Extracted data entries
========================================

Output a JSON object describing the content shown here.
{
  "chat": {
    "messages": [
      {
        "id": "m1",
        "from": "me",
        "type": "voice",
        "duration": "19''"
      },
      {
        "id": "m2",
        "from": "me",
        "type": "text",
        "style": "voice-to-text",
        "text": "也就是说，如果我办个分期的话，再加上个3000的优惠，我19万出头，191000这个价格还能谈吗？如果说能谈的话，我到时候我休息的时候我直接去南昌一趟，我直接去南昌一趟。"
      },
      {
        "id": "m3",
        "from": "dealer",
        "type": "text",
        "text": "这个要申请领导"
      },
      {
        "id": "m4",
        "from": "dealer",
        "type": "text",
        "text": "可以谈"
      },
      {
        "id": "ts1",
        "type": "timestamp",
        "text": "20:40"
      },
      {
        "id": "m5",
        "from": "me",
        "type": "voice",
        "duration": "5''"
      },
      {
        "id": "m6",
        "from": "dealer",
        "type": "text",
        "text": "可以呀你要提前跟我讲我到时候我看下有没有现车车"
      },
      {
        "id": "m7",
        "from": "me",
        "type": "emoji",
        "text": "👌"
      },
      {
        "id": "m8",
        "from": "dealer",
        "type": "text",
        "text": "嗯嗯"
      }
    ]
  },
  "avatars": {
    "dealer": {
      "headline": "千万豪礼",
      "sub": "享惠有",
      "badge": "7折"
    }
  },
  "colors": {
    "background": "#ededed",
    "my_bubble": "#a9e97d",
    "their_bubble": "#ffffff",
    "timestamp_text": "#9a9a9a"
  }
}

========================================

WORK INSTRUCTIONS
All of the data must be returned exactly.

RESULT
Output a JSON object describing the content shown here.
{
  "chat": {
    "messages": [
      {
        "id": "m1",
        "from": "me",
        "type": "voice",
        "duration": "19''"
      },
      {
        "id": "m2",
        "from": "me",
        "type": "text",
        "style": "voice-to-text",
        "text": "也就是说，如果我办个分期的话，再加上个3000的优惠，我19万出头，191000这个价格还能谈吗？如果说能谈的话，我到时候我休息的时候我直接去南昌一趟，我直接去南昌一趟。"
      },
      {
        "id": "m3",
        "from": "dealer",
        "type": "text",
        "text": "这个要申请领导"
      },
      {
        "id": "m4",
        "from": "dealer",
        "type": "text",
        "text": "可以谈"
      },
      {
        "id": "ts1",
        "type": "timestamp",
        "text": "20:40"
      },
      {
        "id": "m5",
        "from": "me",
        "type": "voice",
        "duration": "5''"
      },
      {
        "id": "m6",
        "from": "dealer",
        "type": "text",
        "text": "可以呀你要提前跟我讲我到时候我看下有没有现车车"
      },
      {
        "id": "m7",
        "from": "me",
        "type": "emoji",
        "text": "👌"
      },
      {
        "id": "m8",
        "from": "dealer",
        "type": "text",
        "text": "嗯嗯"
      }
    ]
  },
  "avatars": {
    "dealer": {
      "headline": "千万豪礼",
      "sub": "享惠有",
      "badge": "7折"
    }
  },
  "colors": {
    "background": "#ededed",
    "my_bubble": "#a9e97d",
    "their_bubble": "#ffffff",
    "timestamp_text": "#9a9a9a"
  }
}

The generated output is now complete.